**Exercise goal:**
Print the records below exactly as they appear.

**Record excerpts:**
++++++

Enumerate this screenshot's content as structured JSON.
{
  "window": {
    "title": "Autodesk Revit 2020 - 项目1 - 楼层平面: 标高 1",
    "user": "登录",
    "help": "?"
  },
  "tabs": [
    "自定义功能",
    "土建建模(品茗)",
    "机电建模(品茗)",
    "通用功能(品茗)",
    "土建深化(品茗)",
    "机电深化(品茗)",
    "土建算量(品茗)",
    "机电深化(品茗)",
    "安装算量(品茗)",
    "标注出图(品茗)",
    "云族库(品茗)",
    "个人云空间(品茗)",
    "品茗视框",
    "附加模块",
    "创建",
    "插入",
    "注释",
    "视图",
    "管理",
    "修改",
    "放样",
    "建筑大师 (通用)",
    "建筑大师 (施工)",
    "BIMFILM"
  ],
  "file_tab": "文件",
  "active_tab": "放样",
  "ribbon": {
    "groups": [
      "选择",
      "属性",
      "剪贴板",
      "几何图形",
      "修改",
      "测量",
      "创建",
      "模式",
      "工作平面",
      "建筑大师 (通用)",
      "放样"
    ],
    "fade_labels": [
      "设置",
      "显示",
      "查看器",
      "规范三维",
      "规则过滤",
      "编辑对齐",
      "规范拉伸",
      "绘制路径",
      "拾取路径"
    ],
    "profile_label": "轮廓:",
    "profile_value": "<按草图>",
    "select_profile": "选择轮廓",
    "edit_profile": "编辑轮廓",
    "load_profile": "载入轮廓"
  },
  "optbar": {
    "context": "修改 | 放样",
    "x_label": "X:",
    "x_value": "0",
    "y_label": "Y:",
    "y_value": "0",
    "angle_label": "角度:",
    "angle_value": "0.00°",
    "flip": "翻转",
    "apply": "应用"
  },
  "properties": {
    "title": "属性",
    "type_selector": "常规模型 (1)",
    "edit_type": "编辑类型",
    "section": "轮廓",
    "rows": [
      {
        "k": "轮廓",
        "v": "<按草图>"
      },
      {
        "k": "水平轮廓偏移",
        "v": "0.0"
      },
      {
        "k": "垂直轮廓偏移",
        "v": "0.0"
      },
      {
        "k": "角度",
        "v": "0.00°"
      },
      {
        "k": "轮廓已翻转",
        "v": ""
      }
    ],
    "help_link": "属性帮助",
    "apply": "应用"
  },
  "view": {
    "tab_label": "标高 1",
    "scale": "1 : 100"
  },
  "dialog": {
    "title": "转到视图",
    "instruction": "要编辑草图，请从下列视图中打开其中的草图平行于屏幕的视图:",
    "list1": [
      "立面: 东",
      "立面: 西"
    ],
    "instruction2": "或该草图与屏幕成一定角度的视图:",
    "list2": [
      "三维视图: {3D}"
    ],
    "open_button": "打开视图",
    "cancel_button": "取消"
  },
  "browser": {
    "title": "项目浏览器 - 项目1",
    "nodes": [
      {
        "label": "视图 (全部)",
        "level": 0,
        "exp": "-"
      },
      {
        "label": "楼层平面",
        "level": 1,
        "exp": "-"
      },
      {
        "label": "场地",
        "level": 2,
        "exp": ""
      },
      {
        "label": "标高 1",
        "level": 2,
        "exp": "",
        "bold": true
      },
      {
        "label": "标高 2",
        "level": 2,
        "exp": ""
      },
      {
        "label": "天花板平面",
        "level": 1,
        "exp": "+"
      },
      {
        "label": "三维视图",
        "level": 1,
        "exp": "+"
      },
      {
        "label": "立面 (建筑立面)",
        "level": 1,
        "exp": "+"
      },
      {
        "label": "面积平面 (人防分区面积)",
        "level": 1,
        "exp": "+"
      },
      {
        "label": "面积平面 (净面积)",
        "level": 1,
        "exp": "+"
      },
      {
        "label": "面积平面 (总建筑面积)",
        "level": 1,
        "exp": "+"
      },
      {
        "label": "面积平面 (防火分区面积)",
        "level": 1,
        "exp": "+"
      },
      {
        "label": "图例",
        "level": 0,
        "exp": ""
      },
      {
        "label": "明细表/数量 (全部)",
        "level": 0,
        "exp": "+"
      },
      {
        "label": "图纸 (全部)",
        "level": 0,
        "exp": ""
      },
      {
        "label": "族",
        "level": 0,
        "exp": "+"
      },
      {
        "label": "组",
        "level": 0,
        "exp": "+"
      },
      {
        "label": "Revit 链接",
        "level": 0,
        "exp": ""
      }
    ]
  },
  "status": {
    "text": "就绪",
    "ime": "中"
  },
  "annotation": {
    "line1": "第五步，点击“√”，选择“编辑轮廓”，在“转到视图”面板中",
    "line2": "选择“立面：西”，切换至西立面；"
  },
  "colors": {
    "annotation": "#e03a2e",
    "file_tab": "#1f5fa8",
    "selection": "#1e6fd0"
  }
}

++++++

**Written reply:**
Enumerate this screenshot's content as structured JSON.
{
  "window": {
    "title": "Autodesk Revit 2020 - 项目1 - 楼层平面: 标高 1",
    "user": "登录",
    "help": "?"
  },
  "tabs": [
    "自定义功能",
    "土建建模(品茗)",
    "机电建模(品茗)",
    "通用功能(品茗)",
    "土建深化(品茗)",
    "机电深化(品茗)",
    "土建算量(品茗)",
    "机电深化(品茗)",
    "安装算量(品茗)",
    "标注出图(品茗)",
    "云族库(品茗)",
    "个人云空间(品茗)",
    "品茗视框",
    "附加模块",
    "创建",
    "插入",
    "注释",
    "视图",
    "管理",
    "修改",
    "放样",
    "建筑大师 (通用)",
    "建筑大师 (施工)",
    "BIMFILM"
  ],
  "file_tab": "文件",
  "active_tab": "放样",
  "ribbon": {
    "groups": [
      "选择",
      "属性",
      "剪贴板",
      "几何图形",
      "修改",
      "测量",
      "创建",
      "模式",
      "工作平面",
      "建筑大师 (通用)",
      "放样"
    ],
    "fade_labels": [
      "设置",
      "显示",
      "查看器",
      "规范三维",
      "规则过滤",
      "编辑对齐",
      "规范拉伸",
      "绘制路径",
      "拾取路径"
    ],
    "profile_label": "轮廓:",
    "profile_value": "<按草图>",
    "select_profile": "选择轮廓",
    "edit_profile": "编辑轮廓",
    "load_profile": "载入轮廓"
  },
  "optbar": {
    "context": "修改 | 放样",
    "x_label": "X:",
    "x_value": "0",
    "y_label": "Y:",
    "y_value": "0",
    "angle_label": "角度:",
    "angle_value": "0.00°",
    "flip": "翻转",
    "apply": "应用"
  },
  "properties": {
    "title": "属性",
    "type_selector": "常规模型 (1)",
    "edit_type": "编辑类型",
    "section": "轮廓",
    "rows": [
      {
        "k": "轮廓",
        "v": "<按草图>"
      },
      {
        "k": "水平轮廓偏移",
        "v": "0.0"
      },
      {
        "k": "垂直轮廓偏移",
        "v": "0.0"
      },
      {
        "k": "角度",
        "v": "0.00°"
      },
      {
        "k": "轮廓已翻转",
        "v": ""
      }
    ],
    "help_link": "属性帮助",
    "apply": "应用"
  },
  "view": {
    "tab_label": "标高 1",
    "scale": "1 : 100"
  },
  "dialog": {
    "title": "转到视图",
    "instruction": "要编辑草图，请从下列视图中打开其中的草图平行于屏幕的视图:",
    "list1": [
      "立面: 东",
      "立面: 西"
    ],
    "instruction2": "或该草图与屏幕成一定角度的视图:",
    "list2": [
      "三维视图: {3D}"
    ],
    "open_button": "打开视图",
    "cancel_button": "取消"
  },
  "browser": {
    "title": "项目浏览器 - 项目1",
    "nodes": [
      {
        "label": "视图 (全部)",
        "level": 0,
        "exp": "-"
      },
      {
        "label": "楼层平面",
        "level": 1,
        "exp": "-"
      },
      {
        "label": "场地",
        "level": 2,
        "exp": ""
      },
      {
        "label": "标高 1",
        "level": 2,
        "exp": "",
        "bold": true
      },
      {
        "label": "标高 2",
        "level": 2,
        "exp": ""
      },
      {
        "label": "天花板平面",
        "level": 1,
        "exp": "+"
      },
      {
        "label": "三维视图",
        "level": 1,
        "exp": "+"
      },
      {
        "label": "立面 (建筑立面)",
        "level": 1,
        "exp": "+"
      },
      {
        "label": "面积平面 (人防分区面积)",
        "level": 1,
        "exp": "+"
      },
      {
        "label": "面积平面 (净面积)",
        "level": 1,
        "exp": "+"
      },
      {
        "label": "面积平面 (总建筑面积)",
        "level": 1,
        "exp": "+"
      },
      {
        "label": "面积平面 (防火分区面积)",
        "level": 1,
        "exp": "+"
      },
      {
        "label": "图例",
        "level": 0,
        "exp": ""
      },
      {
        "label": "明细表/数量 (全部)",
        "level": 0,
        "exp": "+"
      },
      {
        "label": "图纸 (全部)",
        "level": 0,
        "exp": ""
      },
      {
        "label": "族",
        "level": 0,
        "exp": "+"
      },
      {
        "label": "组",
        "level": 0,
        "exp": "+"
      },
      {
        "label": "Revit 链接",
        "level": 0,
        "exp": ""
      }
    ]
  },
  "status": {
    "text": "就绪",
    "ime": "中"
  },
  "annotation": {
    "line1": "第五步，点击“√”，选择“编辑轮廓”，在“转到视图”面板中",
    "line2": "选择“立面：西”，切换至西立面；"
  },
  "colors": {
    "annotation": "#e03a2e",
    "file_tab": "#1f5fa8",
    "selection": "#1e6fd0"
  }
}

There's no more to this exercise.